(What the task requires):
Below is some material; set it all down exactly, apart from the pictures.

Stored data entries:
○ ○ ○ ○ ○ ○ ○

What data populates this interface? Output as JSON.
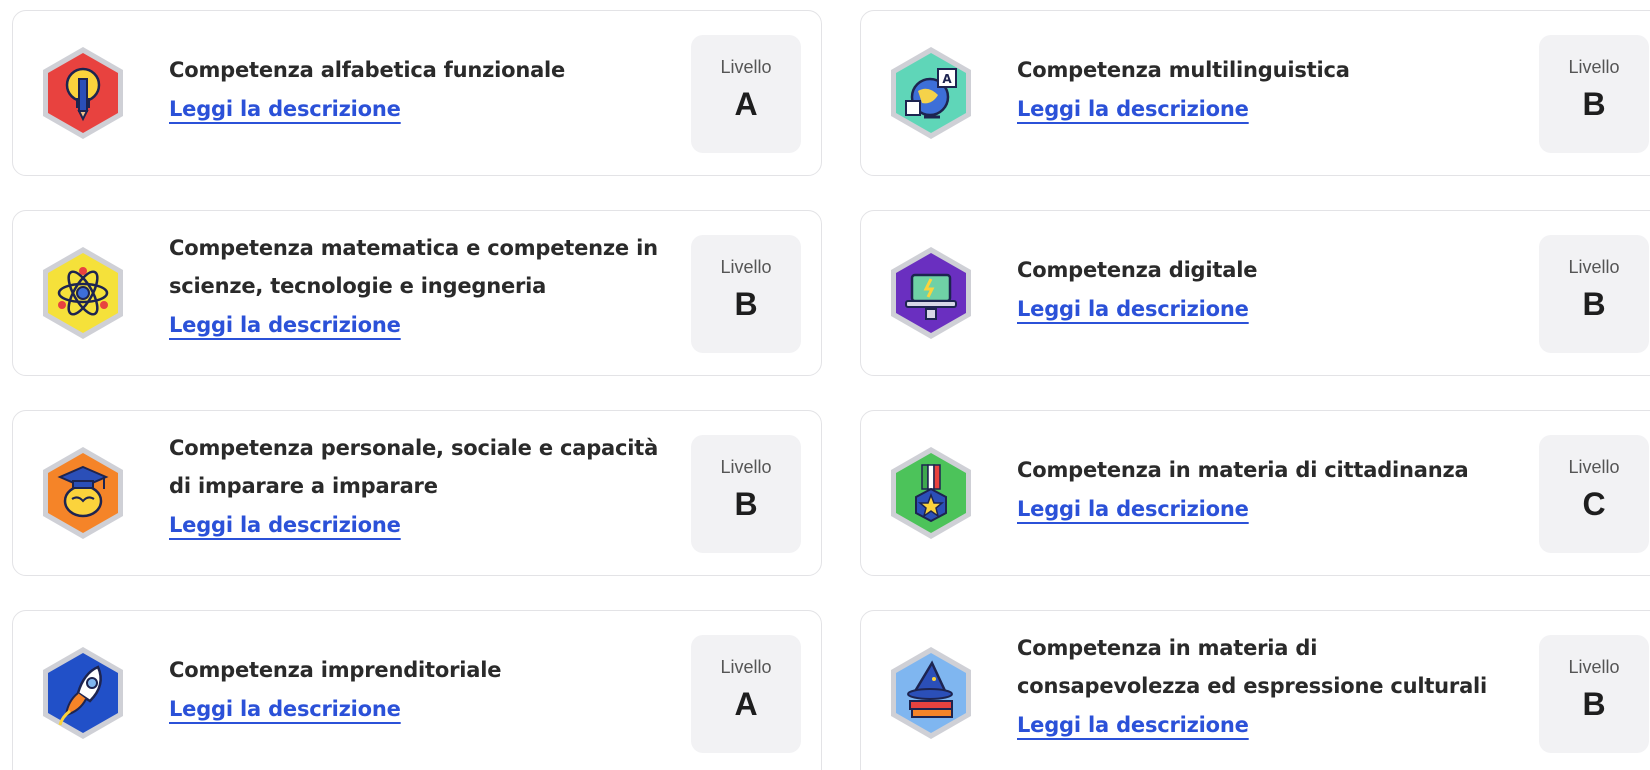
{
  "level_label": "Livello",
  "link_label": "Leggi la descrizione",
  "competences": [
    {
      "title": "Competenza alfabetica funzionale",
      "level": "A",
      "icon": "lightbulb-pen-icon",
      "color": "#e8423f",
      "ring": "#c9c9d0"
    },
    {
      "title": "Competenza multilinguistica",
      "level": "B",
      "icon": "globe-letters-icon",
      "color": "#5fd6b8",
      "ring": "#c9c9d0"
    },
    {
      "title": "Competenza matematica e competenze in scienze, tecnologie e ingegneria",
      "level": "B",
      "icon": "atom-icon",
      "color": "#f5e13a",
      "ring": "#c9c9d0"
    },
    {
      "title": "Competenza digitale",
      "level": "B",
      "icon": "laptop-icon",
      "color": "#6a2fc0",
      "ring": "#c9c9d0"
    },
    {
      "title": "Competenza personale, sociale e capacità di imparare a imparare",
      "level": "B",
      "icon": "graduate-brain-icon",
      "color": "#f58428",
      "ring": "#c9c9d0"
    },
    {
      "title": "Competenza in materia di cittadinanza",
      "level": "C",
      "icon": "medal-icon",
      "color": "#4cc35a",
      "ring": "#c9c9d0"
    },
    {
      "title": "Competenza imprenditoriale",
      "level": "A",
      "icon": "rocket-icon",
      "color": "#2150c8",
      "ring": "#c9c9d0"
    },
    {
      "title": "Competenza in materia di consapevolezza ed espressione culturali",
      "level": "B",
      "icon": "wizard-hat-books-icon",
      "color": "#7fb6f0",
      "ring": "#c9c9d0"
    }
  ]
}
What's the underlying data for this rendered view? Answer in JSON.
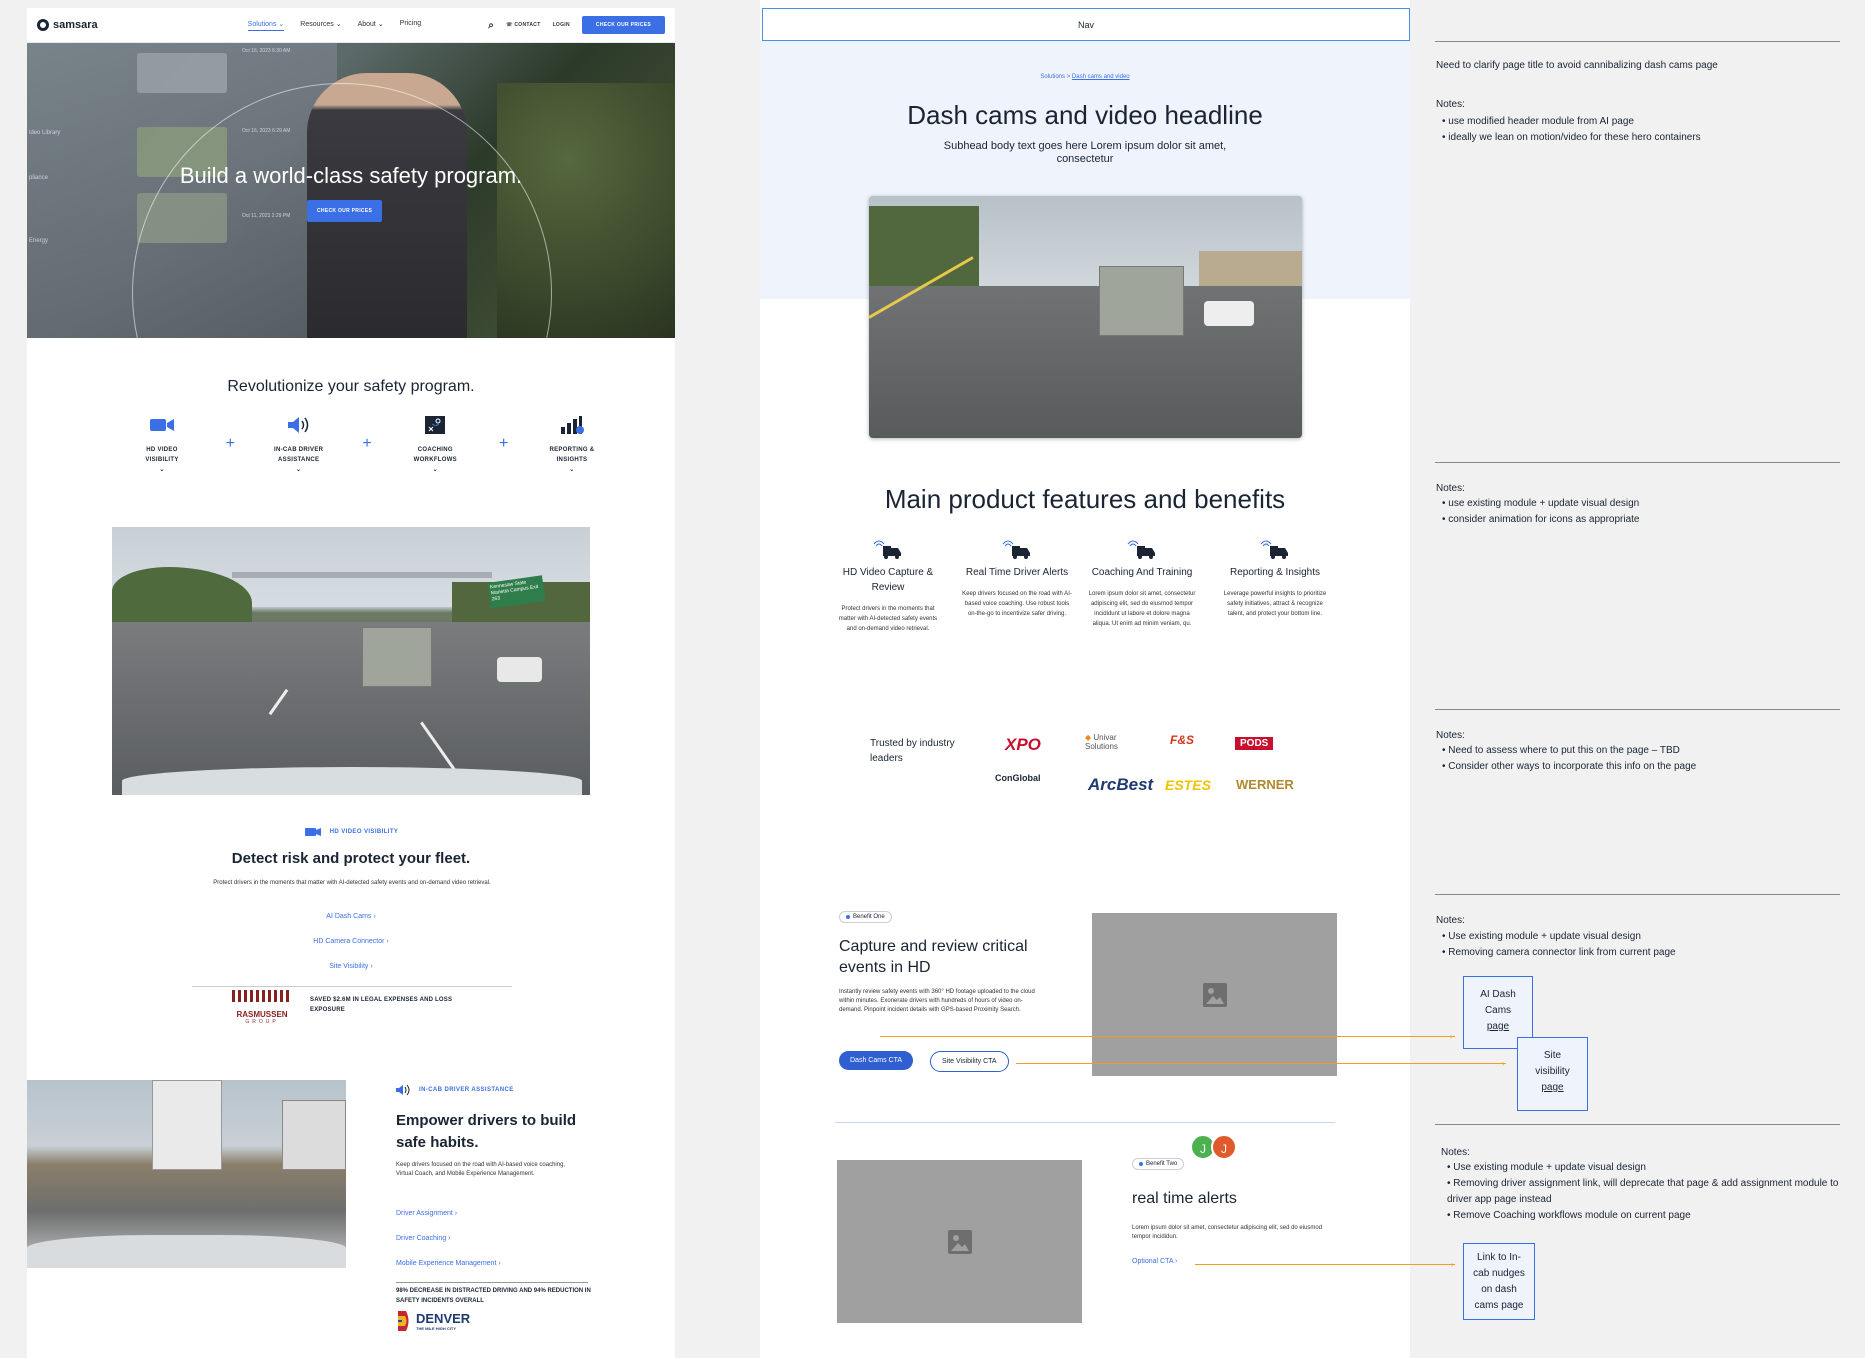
{
  "live": {
    "logo": "samsara",
    "nav": {
      "items": [
        {
          "label": "Solutions",
          "chevron": true
        },
        {
          "label": "Resources",
          "chevron": true
        },
        {
          "label": "About",
          "chevron": true
        },
        {
          "label": "Pricing",
          "chevron": false
        }
      ],
      "contact": "CONTACT",
      "login": "LOGIN",
      "cta": "CHECK OUR PRICES"
    },
    "hero": {
      "title": "Build a world-class safety program.",
      "cta": "CHECK OUR PRICES",
      "screen_text": [
        "Oct 16, 2023 6:30 AM",
        "Oct 16, 2023 6:29 AM",
        "Oct 11, 2023 2:29 PM",
        "ideo Library",
        "pliance",
        "Energy"
      ]
    },
    "section1_title": "Revolutionize your safety program.",
    "features": [
      {
        "line1": "HD VIDEO",
        "line2": "VISIBILITY",
        "icon": "video-camera-icon"
      },
      {
        "line1": "IN-CAB DRIVER",
        "line2": "ASSISTANCE",
        "icon": "speaker-icon"
      },
      {
        "line1": "COACHING",
        "line2": "WORKFLOWS",
        "icon": "coaching-board-icon"
      },
      {
        "line1": "REPORTING &",
        "line2": "INSIGHTS",
        "icon": "bar-chart-icon"
      }
    ],
    "road_sign": "Kennesaw State Marietta Campus Exit 263",
    "hd": {
      "tag": "HD VIDEO VISIBILITY",
      "title": "Detect risk and protect your fleet.",
      "body": "Protect drivers in the moments that matter with AI-detected safety events and on-demand video retrieval.",
      "links": [
        "AI Dash Cams ›",
        "HD Camera Connector ›",
        "Site Visibility ›"
      ],
      "customer_logo_top": "RASMUSSEN",
      "customer_logo_bottom": "GROUP",
      "stat": "SAVED $2.6M IN LEGAL EXPENSES AND LOSS EXPOSURE"
    },
    "incab": {
      "tag": "IN-CAB DRIVER ASSISTANCE",
      "title_l1": "Empower drivers to build",
      "title_l2": "safe habits.",
      "body": "Keep drivers focused on the road with AI-based voice coaching, Virtual Coach, and Mobile Experience Management.",
      "links": [
        "Driver Assignment ›",
        "Driver Coaching ›",
        "Mobile Experience Management ›"
      ],
      "stat": "98% DECREASE IN DISTRACTED DRIVING AND 94% REDUCTION IN SAFETY INCIDENTS OVERALL",
      "customer_logo": "DENVER",
      "customer_sub": "THE MILE HIGH CITY"
    }
  },
  "wire": {
    "nav": "Nav",
    "breadcrumb_parent": "Solutions",
    "breadcrumb_sep": ">",
    "breadcrumb_current": "Dash cams and video",
    "headline": "Dash cams and video headline",
    "subhead": "Subhead body text goes here Lorem ipsum dolor sit amet, consectetur",
    "features_title": "Main product features and benefits",
    "features": [
      {
        "title": "HD Video Capture & Review",
        "body": "Protect drivers in the moments that matter with AI-detected safety events and on-demand video retrieval."
      },
      {
        "title": "Real Time Driver Alerts",
        "body": "Keep drivers focused on the road with AI-based voice coaching. Use robust tools on-the-go to incentivize safer driving."
      },
      {
        "title": "Coaching And Training",
        "body": "Lorem ipsum dolor sit amet, consectetur adipiscing elit, sed do eiusmod tempor incididunt ut labore et dolore magna aliqua. Ut enim ad minim veniam, qu."
      },
      {
        "title": "Reporting & Insights",
        "body": "Leverage powerful insights to prioritize safety initiatives, attract & recognize talent, and protect your bottom line."
      }
    ],
    "trusted": "Trusted by industry leaders",
    "logos": [
      "XPO",
      "Univar Solutions",
      "F&S",
      "PODS",
      "ConGlobal",
      "ArcBest",
      "ESTES",
      "WERNER"
    ],
    "benefit1": {
      "pill": "Benefit One",
      "title": "Capture and review critical events in HD",
      "body": "Instantly review safety events with 360° HD footage uploaded to the cloud within minutes. Exonerate drivers with hundreds of hours of video on-demand. Pinpoint incident details with GPS-based Proximity Search.",
      "cta1": "Dash Cams CTA",
      "cta2": "Site Visibility CTA"
    },
    "benefit2": {
      "pill": "Benefit Two",
      "title": "real time alerts",
      "body": "Lorem ipsum dolor sit amet, consectetur adipiscing elit, sed do eiusmod tempor incididun.",
      "cta": "Optional CTA ›",
      "avatars": [
        "J",
        "J"
      ]
    }
  },
  "notes": {
    "n0": {
      "heading": "Need to clarify page title to avoid cannibalizing dash cams page",
      "label": "Notes:",
      "items": [
        "use modified header module from AI page",
        "ideally we lean on motion/video for these hero containers"
      ]
    },
    "n1": {
      "label": "Notes:",
      "items": [
        "use existing module + update visual design",
        "consider animation for icons as appropriate"
      ]
    },
    "n2": {
      "label": "Notes:",
      "items": [
        "Need to assess where to put this on the page – TBD",
        "Consider other ways to incorporate this info on the page"
      ]
    },
    "n3": {
      "label": "Notes:",
      "items": [
        "Use existing module + update visual design",
        "Removing camera connector link from current page"
      ],
      "box1": [
        "AI Dash",
        "Cams",
        "page"
      ],
      "box2": [
        "Site",
        "visibility",
        "page"
      ]
    },
    "n4": {
      "label": "Notes:",
      "items": [
        "Use existing module + update visual design",
        "Removing driver assignment link, will deprecate that page & add assignment module to driver app page instead",
        "Remove Coaching workflows module on current page"
      ],
      "box": [
        "Link to In-",
        "cab nudges",
        "on dash",
        "cams page"
      ]
    }
  },
  "colors": {
    "accent": "#3b6fe6",
    "dark": "#1a2433",
    "band": "#eef3fc",
    "placeholder": "#a0a0a0",
    "connector": "#f0a020",
    "avatar1": "#4caf50",
    "avatar2": "#e05a2b"
  }
}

○ ○ ○ ○ ○ ○ ○

(Reply to the exercise):
What data populates this interface? Output as JSON.
{
  "level_label": "Livello",
  "link_label": "Leggi la descrizione",
  "competences": [
    {
      "title": "Competenza alfabetica funzionale",
      "level": "A",
      "icon": "lightbulb-pen-icon",
      "color": "#e8423f",
      "ring": "#c9c9d0"
    },
    {
      "title": "Competenza multilinguistica",
      "level": "B",
      "icon": "globe-letters-icon",
      "color": "#5fd6b8",
      "ring": "#c9c9d0"
    },
    {
      "title": "Competenza matematica e competenze in scienze, tecnologie e ingegneria",
      "level": "B",
      "icon": "atom-icon",
      "color": "#f5e13a",
      "ring": "#c9c9d0"
    },
    {
      "title": "Competenza digitale",
      "level": "B",
      "icon": "laptop-icon",
      "color": "#6a2fc0",
      "ring": "#c9c9d0"
    },
    {
      "title": "Competenza personale, sociale e capacità di imparare a imparare",
      "level": "B",
      "icon": "graduate-brain-icon",
      "color": "#f58428",
      "ring": "#c9c9d0"
    },
    {
      "title": "Competenza in materia di cittadinanza",
      "level": "C",
      "icon": "medal-icon",
      "color": "#4cc35a",
      "ring": "#c9c9d0"
    },
    {
      "title": "Competenza imprenditoriale",
      "level": "A",
      "icon": "rocket-icon",
      "color": "#2150c8",
      "ring": "#c9c9d0"
    },
    {
      "title": "Competenza in materia di consapevolezza ed espressione culturali",
      "level": "B",
      "icon": "wizard-hat-books-icon",
      "color": "#7fb6f0",
      "ring": "#c9c9d0"
    }
  ]
}
What's the underlying data for this rendered view? Answer in JSON.
{
  "live": {
    "logo": "samsara",
    "nav": {
      "items": [
        {
          "label": "Solutions",
          "chevron": true
        },
        {
          "label": "Resources",
          "chevron": true
        },
        {
          "label": "About",
          "chevron": true
        },
        {
          "label": "Pricing",
          "chevron": false
        }
      ],
      "contact": "CONTACT",
      "login": "LOGIN",
      "cta": "CHECK OUR PRICES"
    },
    "hero": {
      "title": "Build a world-class safety program.",
      "cta": "CHECK OUR PRICES",
      "screen_text": [
        "Oct 16, 2023 6:30 AM",
        "Oct 16, 2023 6:29 AM",
        "Oct 11, 2023 2:29 PM",
        "ideo Library",
        "pliance",
        "Energy"
      ]
    },
    "section1_title": "Revolutionize your safety program.",
    "features": [
      {
        "line1": "HD VIDEO",
        "line2": "VISIBILITY",
        "icon": "video-camera-icon"
      },
      {
        "line1": "IN-CAB DRIVER",
        "line2": "ASSISTANCE",
        "icon": "speaker-icon"
      },
      {
        "line1": "COACHING",
        "line2": "WORKFLOWS",
        "icon": "coaching-board-icon"
      },
      {
        "line1": "REPORTING &",
        "line2": "INSIGHTS",
        "icon": "bar-chart-icon"
      }
    ],
    "road_sign": "Kennesaw State Marietta Campus Exit 263",
    "hd": {
      "tag": "HD VIDEO VISIBILITY",
      "title": "Detect risk and protect your fleet.",
      "body": "Protect drivers in the moments that matter with AI-detected safety events and on-demand video retrieval.",
      "links": [
        "AI Dash Cams ›",
        "HD Camera Connector ›",
        "Site Visibility ›"
      ],
      "customer_logo_top": "RASMUSSEN",
      "customer_logo_bottom": "GROUP",
      "stat": "SAVED $2.6M IN LEGAL EXPENSES AND LOSS EXPOSURE"
    },
    "incab": {
      "tag": "IN-CAB DRIVER ASSISTANCE",
      "title_l1": "Empower drivers to build",
      "title_l2": "safe habits.",
      "body": "Keep drivers focused on the road with AI-based voice coaching, Virtual Coach, and Mobile Experience Management.",
      "links": [
        "Driver Assignment ›",
        "Driver Coaching ›",
        "Mobile Experience Management ›"
      ],
      "stat": "98% DECREASE IN DISTRACTED DRIVING AND 94% REDUCTION IN SAFETY INCIDENTS OVERALL",
      "customer_logo": "DENVER",
      "customer_sub": "THE MILE HIGH CITY"
    }
  },
  "wire": {
    "nav": "Nav",
    "breadcrumb_parent": "Solutions",
    "breadcrumb_sep": ">",
    "breadcrumb_current": "Dash cams and video",
    "headline": "Dash cams and video headline",
    "subhead": "Subhead body text goes here Lorem ipsum dolor sit amet, consectetur",
    "features_title": "Main product features and benefits",
    "features": [
      {
        "title": "HD Video Capture & Review",
        "body": "Protect drivers in the moments that matter with AI-detected safety events and on-demand video retrieval."
      },
      {
        "title": "Real Time Driver Alerts",
        "body": "Keep drivers focused on the road with AI-based voice coaching. Use robust tools on-the-go to incentivize safer driving."
      },
      {
        "title": "Coaching And Training",
        "body": "Lorem ipsum dolor sit amet, consectetur adipiscing elit, sed do eiusmod tempor incididunt ut labore et dolore magna aliqua. Ut enim ad minim veniam, qu."
      },
      {
        "title": "Reporting & Insights",
        "body": "Leverage powerful insights to prioritize safety initiatives, attract & recognize talent, and protect your bottom line."
      }
    ],
    "trusted": "Trusted by industry leaders",
    "logos": [
      "XPO",
      "Univar Solutions",
      "F&S",
      "PODS",
      "ConGlobal",
      "ArcBest",
      "ESTES",
      "WERNER"
    ],
    "benefit1": {
      "pill": "Benefit One",
      "title": "Capture and review critical events in HD",
      "body": "Instantly review safety events with 360° HD footage uploaded to the cloud within minutes. Exonerate drivers with hundreds of hours of video on-demand. Pinpoint incident details with GPS-based Proximity Search.",
      "cta1": "Dash Cams CTA",
      "cta2": "Site Visibility CTA"
    },
    "benefit2": {
      "pill": "Benefit Two",
      "title": "real time alerts",
      "body": "Lorem ipsum dolor sit amet, consectetur adipiscing elit, sed do eiusmod tempor incididun.",
      "cta": "Optional CTA ›",
      "avatars": [
        "J",
        "J"
      ]
    }
  },
  "notes": {
    "n0": {
      "heading": "Need to clarify page title to avoid cannibalizing dash cams page",
      "label": "Notes:",
      "items": [
        "use modified header module from AI page",
        "ideally we lean on motion/video for these hero containers"
      ]
    },
    "n1": {
      "label": "Notes:",
      "items": [
        "use existing module + update visual design",
        "consider animation for icons as appropriate"
      ]
    },
    "n2": {
      "label": "Notes:",
      "items": [
        "Need to assess where to put this on the page – TBD",
        "Consider other ways to incorporate this info on the page"
      ]
    },
    "n3": {
      "label": "Notes:",
      "items": [
        "Use existing module + update visual design",
        "Removing camera connector link from current page"
      ],
      "box1": [
        "AI Dash",
        "Cams",
        "page"
      ],
      "box2": [
        "Site",
        "visibility",
        "page"
      ]
    },
    "n4": {
      "label": "Notes:",
      "items": [
        "Use existing module + update visual design",
        "Removing driver assignment link, will deprecate that page & add assignment module to driver app page instead",
        "Remove Coaching workflows module on current page"
      ],
      "box": [
        "Link to In-",
        "cab nudges",
        "on dash",
        "cams page"
      ]
    }
  },
  "colors": {
    "accent": "#3b6fe6",
    "dark": "#1a2433",
    "band": "#eef3fc",
    "placeholder": "#a0a0a0",
    "connector": "#f0a020",
    "avatar1": "#4caf50",
    "avatar2": "#e05a2b"
  }
}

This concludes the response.